### [Work to be completed]
Reproduce the data exactly.

### [Entries shown]
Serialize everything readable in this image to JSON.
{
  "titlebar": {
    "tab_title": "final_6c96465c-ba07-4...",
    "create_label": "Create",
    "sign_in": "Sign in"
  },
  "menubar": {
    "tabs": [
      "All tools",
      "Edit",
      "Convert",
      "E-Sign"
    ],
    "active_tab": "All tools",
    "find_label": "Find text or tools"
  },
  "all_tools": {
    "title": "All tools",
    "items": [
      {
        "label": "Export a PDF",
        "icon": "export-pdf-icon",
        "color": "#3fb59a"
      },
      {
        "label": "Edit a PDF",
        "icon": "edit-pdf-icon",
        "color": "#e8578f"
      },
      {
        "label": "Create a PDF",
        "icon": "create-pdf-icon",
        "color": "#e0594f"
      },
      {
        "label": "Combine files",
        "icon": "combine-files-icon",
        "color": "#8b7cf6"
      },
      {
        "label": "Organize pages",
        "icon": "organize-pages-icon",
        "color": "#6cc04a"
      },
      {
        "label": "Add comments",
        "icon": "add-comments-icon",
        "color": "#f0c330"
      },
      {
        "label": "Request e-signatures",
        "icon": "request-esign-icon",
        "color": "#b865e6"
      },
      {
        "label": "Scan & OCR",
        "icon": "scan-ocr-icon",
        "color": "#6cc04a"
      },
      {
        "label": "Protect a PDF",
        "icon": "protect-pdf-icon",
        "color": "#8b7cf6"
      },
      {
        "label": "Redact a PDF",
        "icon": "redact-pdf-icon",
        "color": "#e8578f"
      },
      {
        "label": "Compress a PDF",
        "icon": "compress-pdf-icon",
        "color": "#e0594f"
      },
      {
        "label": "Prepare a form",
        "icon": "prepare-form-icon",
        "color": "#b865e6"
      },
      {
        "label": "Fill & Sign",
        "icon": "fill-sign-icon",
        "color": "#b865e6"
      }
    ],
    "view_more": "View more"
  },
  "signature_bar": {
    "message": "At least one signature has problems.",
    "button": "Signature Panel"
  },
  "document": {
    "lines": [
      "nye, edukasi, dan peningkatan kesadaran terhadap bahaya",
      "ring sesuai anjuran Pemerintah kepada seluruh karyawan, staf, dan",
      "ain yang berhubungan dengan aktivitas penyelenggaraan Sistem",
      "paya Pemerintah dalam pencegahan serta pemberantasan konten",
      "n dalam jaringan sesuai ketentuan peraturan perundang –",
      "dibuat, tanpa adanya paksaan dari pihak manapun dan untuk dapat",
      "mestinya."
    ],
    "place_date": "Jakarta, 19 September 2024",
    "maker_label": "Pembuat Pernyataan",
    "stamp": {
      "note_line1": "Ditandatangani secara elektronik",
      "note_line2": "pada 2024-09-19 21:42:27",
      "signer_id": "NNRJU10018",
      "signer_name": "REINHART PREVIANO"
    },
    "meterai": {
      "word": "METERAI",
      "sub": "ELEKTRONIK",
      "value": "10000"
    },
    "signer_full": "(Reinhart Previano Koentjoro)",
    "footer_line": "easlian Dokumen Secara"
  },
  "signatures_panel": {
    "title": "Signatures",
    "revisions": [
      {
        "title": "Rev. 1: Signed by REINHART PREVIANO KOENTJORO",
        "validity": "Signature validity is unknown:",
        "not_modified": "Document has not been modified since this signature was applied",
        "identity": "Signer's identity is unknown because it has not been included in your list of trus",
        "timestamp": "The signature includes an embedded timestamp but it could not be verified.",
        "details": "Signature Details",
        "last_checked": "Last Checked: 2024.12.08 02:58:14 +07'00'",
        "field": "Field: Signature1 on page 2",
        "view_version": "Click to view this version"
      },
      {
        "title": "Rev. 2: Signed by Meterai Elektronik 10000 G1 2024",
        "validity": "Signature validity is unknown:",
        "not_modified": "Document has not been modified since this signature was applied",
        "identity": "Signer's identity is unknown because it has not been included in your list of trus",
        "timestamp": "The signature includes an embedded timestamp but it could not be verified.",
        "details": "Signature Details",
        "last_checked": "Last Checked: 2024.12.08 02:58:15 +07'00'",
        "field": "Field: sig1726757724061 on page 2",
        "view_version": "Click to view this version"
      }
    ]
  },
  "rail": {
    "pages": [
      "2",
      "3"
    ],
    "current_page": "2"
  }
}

### [Exercise answer]
Serialize everything readable in this image to JSON.
{
  "titlebar": {
    "tab_title": "final_6c96465c-ba07-4...",
    "create_label": "Create",
    "sign_in": "Sign in"
  },
  "menubar": {
    "tabs": [
      "All tools",
      "Edit",
      "Convert",
      "E-Sign"
    ],
    "active_tab": "All tools",
    "find_label": "Find text or tools"
  },
  "all_tools": {
    "title": "All tools",
    "items": [
      {
        "label": "Export a PDF",
        "icon": "export-pdf-icon",
        "color": "#3fb59a"
      },
      {
        "label": "Edit a PDF",
        "icon": "edit-pdf-icon",
        "color": "#e8578f"
      },
      {
        "label": "Create a PDF",
        "icon": "create-pdf-icon",
        "color": "#e0594f"
      },
      {
        "label": "Combine files",
        "icon": "combine-files-icon",
        "color": "#8b7cf6"
      },
      {
        "label": "Organize pages",
        "icon": "organize-pages-icon",
        "color": "#6cc04a"
      },
      {
        "label": "Add comments",
        "icon": "add-comments-icon",
        "color": "#f0c330"
      },
      {
        "label": "Request e-signatures",
        "icon": "request-esign-icon",
        "color": "#b865e6"
      },
      {
        "label": "Scan & OCR",
        "icon": "scan-ocr-icon",
        "color": "#6cc04a"
      },
      {
        "label": "Protect a PDF",
        "icon": "protect-pdf-icon",
        "color": "#8b7cf6"
      },
      {
        "label": "Redact a PDF",
        "icon": "redact-pdf-icon",
        "color": "#e8578f"
      },
      {
        "label": "Compress a PDF",
        "icon": "compress-pdf-icon",
        "color": "#e0594f"
      },
      {
        "label": "Prepare a form",
        "icon": "prepare-form-icon",
        "color": "#b865e6"
      },
      {
        "label": "Fill & Sign",
        "icon": "fill-sign-icon",
        "color": "#b865e6"
      }
    ],
    "view_more": "View more"
  },
  "signature_bar": {
    "message": "At least one signature has problems.",
    "button": "Signature Panel"
  },
  "document": {
    "lines": [
      "nye, edukasi, dan peningkatan kesadaran terhadap bahaya",
      "ring sesuai anjuran Pemerintah kepada seluruh karyawan, staf, dan",
      "ain yang berhubungan dengan aktivitas penyelenggaraan Sistem",
      "paya Pemerintah dalam pencegahan serta pemberantasan konten",
      "n dalam jaringan sesuai ketentuan peraturan perundang –",
      "dibuat, tanpa adanya paksaan dari pihak manapun dan untuk dapat",
      "mestinya."
    ],
    "place_date": "Jakarta, 19 September 2024",
    "maker_label": "Pembuat Pernyataan",
    "stamp": {
      "note_line1": "Ditandatangani secara elektronik",
      "note_line2": "pada 2024-09-19 21:42:27",
      "signer_id": "NNRJU10018",
      "signer_name": "REINHART PREVIANO"
    },
    "meterai": {
      "word": "METERAI",
      "sub": "ELEKTRONIK",
      "value": "10000"
    },
    "signer_full": "(Reinhart Previano Koentjoro)",
    "footer_line": "easlian Dokumen Secara"
  },
  "signatures_panel": {
    "title": "Signatures",
    "revisions": [
      {
        "title": "Rev. 1: Signed by REINHART PREVIANO KOENTJORO",
        "validity": "Signature validity is unknown:",
        "not_modified": "Document has not been modified since this signature was applied",
        "identity": "Signer's identity is unknown because it has not been included in your list of trus",
        "timestamp": "The signature includes an embedded timestamp but it could not be verified.",
        "details": "Signature Details",
        "last_checked": "Last Checked: 2024.12.08 02:58:14 +07'00'",
        "field": "Field: Signature1 on page 2",
        "view_version": "Click to view this version"
      },
      {
        "title": "Rev. 2: Signed by Meterai Elektronik 10000 G1 2024",
        "validity": "Signature validity is unknown:",
        "not_modified": "Document has not been modified since this signature was applied",
        "identity": "Signer's identity is unknown because it has not been included in your list of trus",
        "timestamp": "The signature includes an embedded timestamp but it could not be verified.",
        "details": "Signature Details",
        "last_checked": "Last Checked: 2024.12.08 02:58:15 +07'00'",
        "field": "Field: sig1726757724061 on page 2",
        "view_version": "Click to view this version"
      }
    ]
  },
  "rail": {
    "pages": [
      "2",
      "3"
    ],
    "current_page": "2"
  }
}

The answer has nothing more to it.